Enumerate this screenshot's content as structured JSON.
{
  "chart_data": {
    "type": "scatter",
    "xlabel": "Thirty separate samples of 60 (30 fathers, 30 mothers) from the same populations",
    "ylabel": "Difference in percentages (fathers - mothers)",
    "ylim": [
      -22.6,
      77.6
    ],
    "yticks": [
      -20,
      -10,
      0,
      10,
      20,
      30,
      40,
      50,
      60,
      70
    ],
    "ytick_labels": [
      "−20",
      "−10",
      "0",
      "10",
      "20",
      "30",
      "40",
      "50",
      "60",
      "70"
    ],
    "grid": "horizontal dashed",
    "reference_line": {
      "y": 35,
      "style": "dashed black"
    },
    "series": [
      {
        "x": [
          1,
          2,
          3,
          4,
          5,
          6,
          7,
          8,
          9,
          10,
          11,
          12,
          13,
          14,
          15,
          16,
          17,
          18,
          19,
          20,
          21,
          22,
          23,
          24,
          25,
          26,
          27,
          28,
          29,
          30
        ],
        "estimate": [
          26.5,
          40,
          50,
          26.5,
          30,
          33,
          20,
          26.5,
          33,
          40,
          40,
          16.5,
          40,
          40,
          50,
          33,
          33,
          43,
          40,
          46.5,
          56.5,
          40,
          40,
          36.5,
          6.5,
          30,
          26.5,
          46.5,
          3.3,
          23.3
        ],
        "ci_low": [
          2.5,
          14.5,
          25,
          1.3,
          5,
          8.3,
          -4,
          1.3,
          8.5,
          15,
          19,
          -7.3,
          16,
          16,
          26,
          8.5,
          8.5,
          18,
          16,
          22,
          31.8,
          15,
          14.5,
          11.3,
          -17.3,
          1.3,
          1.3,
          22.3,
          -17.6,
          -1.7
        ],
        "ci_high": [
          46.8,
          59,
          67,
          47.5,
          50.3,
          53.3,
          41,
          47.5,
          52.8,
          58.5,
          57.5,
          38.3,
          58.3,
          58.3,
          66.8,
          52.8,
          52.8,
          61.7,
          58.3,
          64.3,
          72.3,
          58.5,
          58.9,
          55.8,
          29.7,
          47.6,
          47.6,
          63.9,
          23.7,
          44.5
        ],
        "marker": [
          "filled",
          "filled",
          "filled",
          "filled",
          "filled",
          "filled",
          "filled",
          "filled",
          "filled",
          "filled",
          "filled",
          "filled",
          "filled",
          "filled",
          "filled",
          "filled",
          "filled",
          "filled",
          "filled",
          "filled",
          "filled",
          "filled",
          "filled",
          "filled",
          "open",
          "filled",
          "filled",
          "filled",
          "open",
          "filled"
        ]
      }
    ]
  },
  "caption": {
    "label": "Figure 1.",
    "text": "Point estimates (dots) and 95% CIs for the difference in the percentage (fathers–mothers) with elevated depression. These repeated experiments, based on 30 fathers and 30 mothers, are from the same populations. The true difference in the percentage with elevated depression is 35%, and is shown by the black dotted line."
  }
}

-- -- --

### Short problem
Set down every line of the listing above again, exactly as given.

### Solution for this problem
Enumerate this screenshot's content as structured JSON.
{
  "chart_data": {
    "type": "scatter",
    "xlabel": "Thirty separate samples of 60 (30 fathers, 30 mothers) from the same populations",
    "ylabel": "Difference in percentages (fathers - mothers)",
    "ylim": [
      -22.6,
      77.6
    ],
    "yticks": [
      -20,
      -10,
      0,
      10,
      20,
      30,
      40,
      50,
      60,
      70
    ],
    "ytick_labels": [
      "−20",
      "−10",
      "0",
      "10",
      "20",
      "30",
      "40",
      "50",
      "60",
      "70"
    ],
    "grid": "horizontal dashed",
    "reference_line": {
      "y": 35,
      "style": "dashed black"
    },
    "series": [
      {
        "x": [
          1,
          2,
          3,
          4,
          5,
          6,
          7,
          8,
          9,
          10,
          11,
          12,
          13,
          14,
          15,
          16,
          17,
          18,
          19,
          20,
          21,
          22,
          23,
          24,
          25,
          26,
          27,
          28,
          29,
          30
        ],
        "estimate": [
          26.5,
          40,
          50,
          26.5,
          30,
          33,
          20,
          26.5,
          33,
          40,
          40,
          16.5,
          40,
          40,
          50,
          33,
          33,
          43,
          40,
          46.5,
          56.5,
          40,
          40,
          36.5,
          6.5,
          30,
          26.5,
          46.5,
          3.3,
          23.3
        ],
        "ci_low": [
          2.5,
          14.5,
          25,
          1.3,
          5,
          8.3,
          -4,
          1.3,
          8.5,
          15,
          19,
          -7.3,
          16,
          16,
          26,
          8.5,
          8.5,
          18,
          16,
          22,
          31.8,
          15,
          14.5,
          11.3,
          -17.3,
          1.3,
          1.3,
          22.3,
          -17.6,
          -1.7
        ],
        "ci_high": [
          46.8,
          59,
          67,
          47.5,
          50.3,
          53.3,
          41,
          47.5,
          52.8,
          58.5,
          57.5,
          38.3,
          58.3,
          58.3,
          66.8,
          52.8,
          52.8,
          61.7,
          58.3,
          64.3,
          72.3,
          58.5,
          58.9,
          55.8,
          29.7,
          47.6,
          47.6,
          63.9,
          23.7,
          44.5
        ],
        "marker": [
          "filled",
          "filled",
          "filled",
          "filled",
          "filled",
          "filled",
          "filled",
          "filled",
          "filled",
          "filled",
          "filled",
          "filled",
          "filled",
          "filled",
          "filled",
          "filled",
          "filled",
          "filled",
          "filled",
          "filled",
          "filled",
          "filled",
          "filled",
          "filled",
          "open",
          "filled",
          "filled",
          "filled",
          "open",
          "filled"
        ]
      }
    ]
  },
  "caption": {
    "label": "Figure 1.",
    "text": "Point estimates (dots) and 95% CIs for the difference in the percentage (fathers–mothers) with elevated depression. These repeated experiments, based on 30 fathers and 30 mothers, are from the same populations. The true difference in the percentage with elevated depression is 35%, and is shown by the black dotted line."
  }
}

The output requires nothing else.